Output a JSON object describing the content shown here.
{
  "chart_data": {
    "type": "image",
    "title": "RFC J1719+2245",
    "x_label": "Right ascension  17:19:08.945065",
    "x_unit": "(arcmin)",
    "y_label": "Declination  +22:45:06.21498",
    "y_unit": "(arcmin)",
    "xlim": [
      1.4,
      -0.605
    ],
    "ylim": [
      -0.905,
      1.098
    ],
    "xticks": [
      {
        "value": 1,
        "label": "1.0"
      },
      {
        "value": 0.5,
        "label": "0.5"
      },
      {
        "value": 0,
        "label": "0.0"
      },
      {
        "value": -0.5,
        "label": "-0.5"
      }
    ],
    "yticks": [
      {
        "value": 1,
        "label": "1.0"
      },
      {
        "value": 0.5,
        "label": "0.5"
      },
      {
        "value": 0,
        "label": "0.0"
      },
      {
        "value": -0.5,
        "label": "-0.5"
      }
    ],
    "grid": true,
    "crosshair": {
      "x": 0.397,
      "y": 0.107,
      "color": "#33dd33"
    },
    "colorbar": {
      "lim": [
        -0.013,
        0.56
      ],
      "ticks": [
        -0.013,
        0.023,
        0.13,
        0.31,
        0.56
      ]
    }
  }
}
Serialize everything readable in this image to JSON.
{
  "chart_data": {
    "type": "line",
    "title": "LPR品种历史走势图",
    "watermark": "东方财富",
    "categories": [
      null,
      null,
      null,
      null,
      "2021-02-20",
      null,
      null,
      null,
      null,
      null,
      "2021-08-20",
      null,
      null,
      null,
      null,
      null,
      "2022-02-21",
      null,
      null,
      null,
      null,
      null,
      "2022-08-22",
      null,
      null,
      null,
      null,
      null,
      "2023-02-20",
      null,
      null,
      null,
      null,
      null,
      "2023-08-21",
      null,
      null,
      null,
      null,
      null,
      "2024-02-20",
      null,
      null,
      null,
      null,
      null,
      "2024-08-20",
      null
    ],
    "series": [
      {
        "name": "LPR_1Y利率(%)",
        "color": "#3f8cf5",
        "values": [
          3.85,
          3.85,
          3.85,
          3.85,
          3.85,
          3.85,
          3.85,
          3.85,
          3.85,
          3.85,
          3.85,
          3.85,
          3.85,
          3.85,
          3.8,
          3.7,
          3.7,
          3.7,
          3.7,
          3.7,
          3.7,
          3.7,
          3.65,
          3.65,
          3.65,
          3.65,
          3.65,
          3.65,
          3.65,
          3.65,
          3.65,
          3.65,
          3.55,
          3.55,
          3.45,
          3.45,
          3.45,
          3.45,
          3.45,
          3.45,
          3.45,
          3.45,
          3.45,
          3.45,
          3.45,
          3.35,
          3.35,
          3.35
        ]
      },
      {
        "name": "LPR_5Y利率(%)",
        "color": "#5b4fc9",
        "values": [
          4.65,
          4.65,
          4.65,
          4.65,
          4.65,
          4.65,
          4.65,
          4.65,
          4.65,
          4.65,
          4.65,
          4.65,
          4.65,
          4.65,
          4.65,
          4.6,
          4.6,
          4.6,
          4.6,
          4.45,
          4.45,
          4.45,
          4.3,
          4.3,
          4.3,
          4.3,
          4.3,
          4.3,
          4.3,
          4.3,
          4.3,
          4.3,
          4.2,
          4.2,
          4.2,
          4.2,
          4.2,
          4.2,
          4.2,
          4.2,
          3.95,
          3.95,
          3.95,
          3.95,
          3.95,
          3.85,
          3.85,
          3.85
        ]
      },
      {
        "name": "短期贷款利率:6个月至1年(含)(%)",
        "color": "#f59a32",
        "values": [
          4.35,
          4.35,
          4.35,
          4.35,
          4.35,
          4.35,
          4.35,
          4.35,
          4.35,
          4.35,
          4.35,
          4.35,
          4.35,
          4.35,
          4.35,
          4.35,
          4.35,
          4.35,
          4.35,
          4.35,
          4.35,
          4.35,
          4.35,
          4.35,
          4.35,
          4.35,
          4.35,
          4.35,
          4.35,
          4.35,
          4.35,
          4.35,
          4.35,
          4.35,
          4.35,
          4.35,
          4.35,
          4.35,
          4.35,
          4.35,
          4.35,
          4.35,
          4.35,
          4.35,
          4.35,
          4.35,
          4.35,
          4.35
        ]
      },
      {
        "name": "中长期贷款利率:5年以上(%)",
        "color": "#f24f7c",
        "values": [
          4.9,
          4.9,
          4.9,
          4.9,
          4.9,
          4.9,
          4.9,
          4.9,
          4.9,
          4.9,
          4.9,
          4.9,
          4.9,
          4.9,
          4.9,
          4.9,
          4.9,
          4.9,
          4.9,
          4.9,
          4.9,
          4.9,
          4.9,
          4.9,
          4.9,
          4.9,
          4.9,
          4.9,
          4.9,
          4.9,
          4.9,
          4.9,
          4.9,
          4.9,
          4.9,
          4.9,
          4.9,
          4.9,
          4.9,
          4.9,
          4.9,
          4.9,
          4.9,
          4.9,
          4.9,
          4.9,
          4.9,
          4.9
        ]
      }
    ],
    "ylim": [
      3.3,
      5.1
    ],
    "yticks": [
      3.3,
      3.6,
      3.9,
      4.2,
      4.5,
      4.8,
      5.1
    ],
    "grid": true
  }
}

● EXERCISE OBJECTIVE: Repeat the entries above exactly, leaving nothing out.

● RESULT FOR THIS TASK:
Output a JSON object describing the content shown here.
{
  "chart_data": {
    "type": "image",
    "title": "RFC J1719+2245",
    "x_label": "Right ascension  17:19:08.945065",
    "x_unit": "(arcmin)",
    "y_label": "Declination  +22:45:06.21498",
    "y_unit": "(arcmin)",
    "xlim": [
      1.4,
      -0.605
    ],
    "ylim": [
      -0.905,
      1.098
    ],
    "xticks": [
      {
        "value": 1,
        "label": "1.0"
      },
      {
        "value": 0.5,
        "label": "0.5"
      },
      {
        "value": 0,
        "label": "0.0"
      },
      {
        "value": -0.5,
        "label": "-0.5"
      }
    ],
    "yticks": [
      {
        "value": 1,
        "label": "1.0"
      },
      {
        "value": 0.5,
        "label": "0.5"
      },
      {
        "value": 0,
        "label": "0.0"
      },
      {
        "value": -0.5,
        "label": "-0.5"
      }
    ],
    "grid": true,
    "crosshair": {
      "x": 0.397,
      "y": 0.107,
      "color": "#33dd33"
    },
    "colorbar": {
      "lim": [
        -0.013,
        0.56
      ],
      "ticks": [
        -0.013,
        0.023,
        0.13,
        0.31,
        0.56
      ]
    }
  }
}
Serialize everything readable in this image to JSON.
{
  "chart_data": {
    "type": "line",
    "title": "LPR品种历史走势图",
    "watermark": "东方财富",
    "categories": [
      null,
      null,
      null,
      null,
      "2021-02-20",
      null,
      null,
      null,
      null,
      null,
      "2021-08-20",
      null,
      null,
      null,
      null,
      null,
      "2022-02-21",
      null,
      null,
      null,
      null,
      null,
      "2022-08-22",
      null,
      null,
      null,
      null,
      null,
      "2023-02-20",
      null,
      null,
      null,
      null,
      null,
      "2023-08-21",
      null,
      null,
      null,
      null,
      null,
      "2024-02-20",
      null,
      null,
      null,
      null,
      null,
      "2024-08-20",
      null
    ],
    "series": [
      {
        "name": "LPR_1Y利率(%)",
        "color": "#3f8cf5",
        "values": [
          3.85,
          3.85,
          3.85,
          3.85,
          3.85,
          3.85,
          3.85,
          3.85,
          3.85,
          3.85,
          3.85,
          3.85,
          3.85,
          3.85,
          3.8,
          3.7,
          3.7,
          3.7,
          3.7,
          3.7,
          3.7,
          3.7,
          3.65,
          3.65,
          3.65,
          3.65,
          3.65,
          3.65,
          3.65,
          3.65,
          3.65,
          3.65,
          3.55,
          3.55,
          3.45,
          3.45,
          3.45,
          3.45,
          3.45,
          3.45,
          3.45,
          3.45,
          3.45,
          3.45,
          3.45,
          3.35,
          3.35,
          3.35
        ]
      },
      {
        "name": "LPR_5Y利率(%)",
        "color": "#5b4fc9",
        "values": [
          4.65,
          4.65,
          4.65,
          4.65,
          4.65,
          4.65,
          4.65,
          4.65,
          4.65,
          4.65,
          4.65,
          4.65,
          4.65,
          4.65,
          4.65,
          4.6,
          4.6,
          4.6,
          4.6,
          4.45,
          4.45,
          4.45,
          4.3,
          4.3,
          4.3,
          4.3,
          4.3,
          4.3,
          4.3,
          4.3,
          4.3,
          4.3,
          4.2,
          4.2,
          4.2,
          4.2,
          4.2,
          4.2,
          4.2,
          4.2,
          3.95,
          3.95,
          3.95,
          3.95,
          3.95,
          3.85,
          3.85,
          3.85
        ]
      },
      {
        "name": "短期贷款利率:6个月至1年(含)(%)",
        "color": "#f59a32",
        "values": [
          4.35,
          4.35,
          4.35,
          4.35,
          4.35,
          4.35,
          4.35,
          4.35,
          4.35,
          4.35,
          4.35,
          4.35,
          4.35,
          4.35,
          4.35,
          4.35,
          4.35,
          4.35,
          4.35,
          4.35,
          4.35,
          4.35,
          4.35,
          4.35,
          4.35,
          4.35,
          4.35,
          4.35,
          4.35,
          4.35,
          4.35,
          4.35,
          4.35,
          4.35,
          4.35,
          4.35,
          4.35,
          4.35,
          4.35,
          4.35,
          4.35,
          4.35,
          4.35,
          4.35,
          4.35,
          4.35,
          4.35,
          4.35
        ]
      },
      {
        "name": "中长期贷款利率:5年以上(%)",
        "color": "#f24f7c",
        "values": [
          4.9,
          4.9,
          4.9,
          4.9,
          4.9,
          4.9,
          4.9,
          4.9,
          4.9,
          4.9,
          4.9,
          4.9,
          4.9,
          4.9,
          4.9,
          4.9,
          4.9,
          4.9,
          4.9,
          4.9,
          4.9,
          4.9,
          4.9,
          4.9,
          4.9,
          4.9,
          4.9,
          4.9,
          4.9,
          4.9,
          4.9,
          4.9,
          4.9,
          4.9,
          4.9,
          4.9,
          4.9,
          4.9,
          4.9,
          4.9,
          4.9,
          4.9,
          4.9,
          4.9,
          4.9,
          4.9,
          4.9,
          4.9
        ]
      }
    ],
    "ylim": [
      3.3,
      5.1
    ],
    "yticks": [
      3.3,
      3.6,
      3.9,
      4.2,
      4.5,
      4.8,
      5.1
    ],
    "grid": true
  }
}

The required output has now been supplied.